Task prompt:
Please reproduce the part of the listing that opens with the line containing "point-nonplanar xyxy=(1203,371,1228,396)" and closes with the line containing "point-nonplanar xyxy=(666,721,691,746)", copying each line without change.

Input material:
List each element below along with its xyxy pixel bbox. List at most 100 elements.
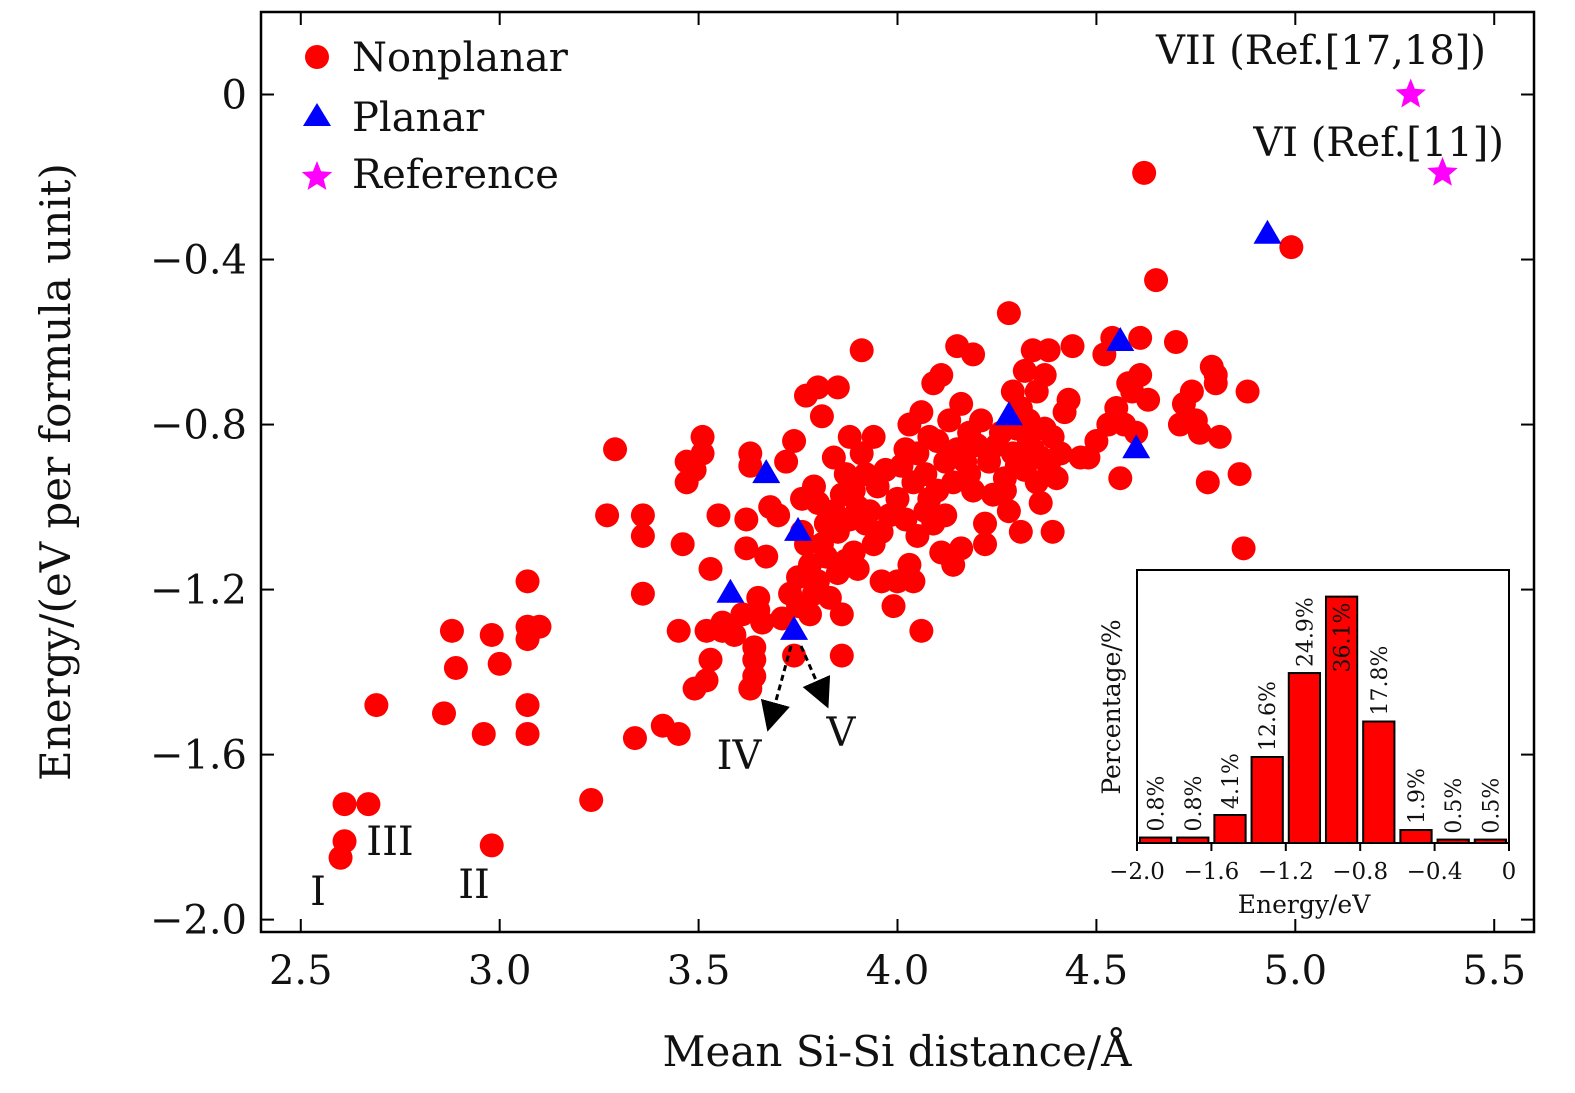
point-nonplanar xyxy=(1203,371,1228,396)
point-nonplanar xyxy=(670,532,695,557)
point-nonplanar xyxy=(630,503,655,528)
point-nonplanar xyxy=(1128,363,1153,388)
point-nonplanar xyxy=(1124,420,1149,445)
point-nonplanar xyxy=(901,569,926,594)
point-nonplanar xyxy=(1163,330,1188,355)
inset-bar-label: 0.8% xyxy=(1182,776,1207,832)
point-nonplanar xyxy=(487,651,512,676)
point-nonplanar xyxy=(603,437,628,462)
point-nonplanar xyxy=(965,433,990,458)
arrow-to-v xyxy=(799,645,831,709)
point-nonplanar xyxy=(1036,338,1061,363)
point-nonplanar xyxy=(698,647,723,672)
point-nonplanar xyxy=(961,478,986,503)
point-nonplanar xyxy=(774,449,799,474)
inset-x-tick-label: −1.2 xyxy=(1258,859,1314,885)
point-nonplanar xyxy=(996,301,1021,326)
x-axis-ticks: 2.5 3.0 3.5 4.0 4.5 5.0 5.5 xyxy=(269,12,1526,994)
point-nonplanar xyxy=(893,507,918,532)
inset-bar xyxy=(1399,829,1433,844)
inset-bar xyxy=(1436,838,1470,845)
inset-x-axis-title: Energy/eV xyxy=(1238,890,1371,919)
point-nonplanar xyxy=(992,478,1017,503)
point-nonplanar xyxy=(973,511,998,536)
inset-bar xyxy=(1213,814,1247,845)
point-nonplanar xyxy=(1056,387,1081,412)
point-nonplanar xyxy=(782,429,807,454)
point-nonplanar xyxy=(766,503,791,528)
legend-label-reference: Reference xyxy=(352,152,559,198)
point-nonplanar xyxy=(742,635,767,660)
point-nonplanar xyxy=(666,618,691,643)
y-tick-label: 0 xyxy=(222,73,247,119)
inset-bar-label: 36.1% xyxy=(1331,603,1356,673)
inset-x-tick-label: −1.6 xyxy=(1183,859,1239,885)
point-nonplanar xyxy=(1136,387,1161,412)
point-planar xyxy=(752,459,781,484)
inset-histogram: 0.8% 0.8% 4.1% 12.6% 24.9% 36.1% 17.8% 1.9% 0.5%… xyxy=(1097,569,1517,919)
point-nonplanar xyxy=(1012,358,1037,383)
point-nonplanar xyxy=(356,792,381,817)
point-nonplanar xyxy=(1108,466,1133,491)
point-nonplanar xyxy=(630,523,655,548)
point-nonplanar xyxy=(861,424,886,449)
label-structure-vii: VII (Ref.[17,18]) xyxy=(1155,28,1486,74)
x-tick-label: 3.5 xyxy=(667,948,731,994)
point-nonplanar xyxy=(825,375,850,400)
point-reference xyxy=(1395,78,1426,108)
point-nonplanar xyxy=(933,503,958,528)
point-nonplanar xyxy=(1040,519,1065,544)
point-nonplanar xyxy=(666,721,691,746)
point-nonplanar xyxy=(969,408,994,433)
point-nonplanar xyxy=(515,693,540,718)
point-nonplanar xyxy=(909,618,934,643)
x-tick-label: 4.5 xyxy=(1065,948,1129,994)
point-nonplanar xyxy=(1032,363,1057,388)
point-nonplanar xyxy=(439,618,464,643)
legend: Nonplanar Planar Reference xyxy=(301,35,569,198)
point-nonplanar xyxy=(829,602,854,627)
inset-x-tick-label: −0.8 xyxy=(1332,859,1388,885)
legend-label-nonplanar: Nonplanar xyxy=(352,35,569,81)
point-nonplanar xyxy=(1231,536,1256,561)
point-nonplanar xyxy=(925,429,950,454)
y-tick-label: −1.6 xyxy=(150,733,247,779)
point-nonplanar xyxy=(527,614,552,639)
label-structure-v: V xyxy=(826,710,857,756)
point-planar xyxy=(1253,219,1282,244)
inset-x-tick-label: 0 xyxy=(1502,859,1517,885)
point-planar xyxy=(716,578,745,603)
point-planar xyxy=(1106,327,1135,352)
inset-bar-label: 0.5% xyxy=(1479,778,1504,834)
point-nonplanar xyxy=(829,643,854,668)
point-nonplanar xyxy=(1144,268,1169,293)
point-nonplanar xyxy=(734,507,759,532)
legend-marker-nonplanar xyxy=(305,45,329,69)
y-tick-label: −0.8 xyxy=(150,403,247,449)
point-nonplanar xyxy=(431,701,456,726)
inset-bar xyxy=(1287,672,1322,844)
x-tick-label: 4.0 xyxy=(866,948,930,994)
point-planar xyxy=(994,401,1023,426)
x-axis-title: Mean Si-Si distance/Å xyxy=(663,1026,1133,1076)
point-planar xyxy=(780,615,809,640)
scatter-points xyxy=(328,78,1458,870)
main-plot: 2.5 3.0 3.5 4.0 4.5 5.0 5.5 0−0.4−0.8−1.2−1.6−… xyxy=(31,10,1536,1076)
point-nonplanar xyxy=(961,342,986,367)
point-nonplanar xyxy=(1128,325,1153,350)
point-nonplanar xyxy=(937,408,962,433)
point-nonplanar xyxy=(929,363,954,388)
inset-x-tick-label: −2.0 xyxy=(1109,859,1165,885)
point-nonplanar xyxy=(817,585,842,610)
point-nonplanar xyxy=(690,424,715,449)
point-nonplanar xyxy=(443,655,468,680)
inset-y-axis-title: Percentage/% xyxy=(1097,619,1126,794)
point-nonplanar xyxy=(849,338,874,363)
point-nonplanar xyxy=(364,693,389,718)
point-nonplanar xyxy=(698,556,723,581)
point-nonplanar xyxy=(1132,160,1157,185)
point-nonplanar xyxy=(1179,379,1204,404)
inset-x-tick-label: −0.4 xyxy=(1407,859,1463,885)
point-nonplanar xyxy=(1060,334,1085,359)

Task output:
point-nonplanar xyxy=(1203,371,1228,396)
point-nonplanar xyxy=(670,532,695,557)
point-nonplanar xyxy=(630,503,655,528)
point-nonplanar xyxy=(1128,363,1153,388)
point-nonplanar xyxy=(1124,420,1149,445)
point-nonplanar xyxy=(901,569,926,594)
point-nonplanar xyxy=(1163,330,1188,355)
inset-bar-label: 0.8% xyxy=(1182,776,1207,832)
point-nonplanar xyxy=(487,651,512,676)
point-nonplanar xyxy=(603,437,628,462)
point-nonplanar xyxy=(965,433,990,458)
arrow-to-v xyxy=(799,645,831,709)
point-nonplanar xyxy=(1036,338,1061,363)
point-nonplanar xyxy=(698,647,723,672)
point-nonplanar xyxy=(961,478,986,503)
point-nonplanar xyxy=(774,449,799,474)
inset-x-tick-label: −1.2 xyxy=(1258,859,1314,885)
point-nonplanar xyxy=(996,301,1021,326)
x-axis-ticks: 2.5 3.0 3.5 4.0 4.5 5.0 5.5 xyxy=(269,12,1526,994)
point-nonplanar xyxy=(893,507,918,532)
inset-bar xyxy=(1399,829,1433,844)
inset-bar xyxy=(1436,838,1470,845)
inset-x-axis-title: Energy/eV xyxy=(1238,890,1371,919)
point-nonplanar xyxy=(992,478,1017,503)
point-nonplanar xyxy=(973,511,998,536)
inset-bar xyxy=(1213,814,1247,845)
point-nonplanar xyxy=(1056,387,1081,412)
point-nonplanar xyxy=(782,429,807,454)
point-nonplanar xyxy=(766,503,791,528)
legend-label-reference: Reference xyxy=(352,152,559,198)
point-nonplanar xyxy=(742,635,767,660)
point-nonplanar xyxy=(666,618,691,643)
y-tick-label: 0 xyxy=(222,73,247,119)
inset-bar-label: 36.1% xyxy=(1331,603,1356,673)
inset-x-tick-label: −1.6 xyxy=(1183,859,1239,885)
point-nonplanar xyxy=(1136,387,1161,412)
point-planar xyxy=(752,459,781,484)
inset-histogram: 0.8% 0.8% 4.1% 12.6% 24.9% 36.1% 17.8% 1.9% 0.5%… xyxy=(1097,569,1517,919)
point-nonplanar xyxy=(1012,358,1037,383)
point-nonplanar xyxy=(356,792,381,817)
point-nonplanar xyxy=(1108,466,1133,491)
point-nonplanar xyxy=(630,523,655,548)
point-nonplanar xyxy=(861,424,886,449)
label-structure-vii: VII (Ref.[17,18]) xyxy=(1155,28,1486,74)
x-tick-label: 3.5 xyxy=(667,948,731,994)
point-nonplanar xyxy=(825,375,850,400)
point-reference xyxy=(1395,78,1426,108)
point-nonplanar xyxy=(933,503,958,528)
point-nonplanar xyxy=(1040,519,1065,544)
point-nonplanar xyxy=(666,721,691,746)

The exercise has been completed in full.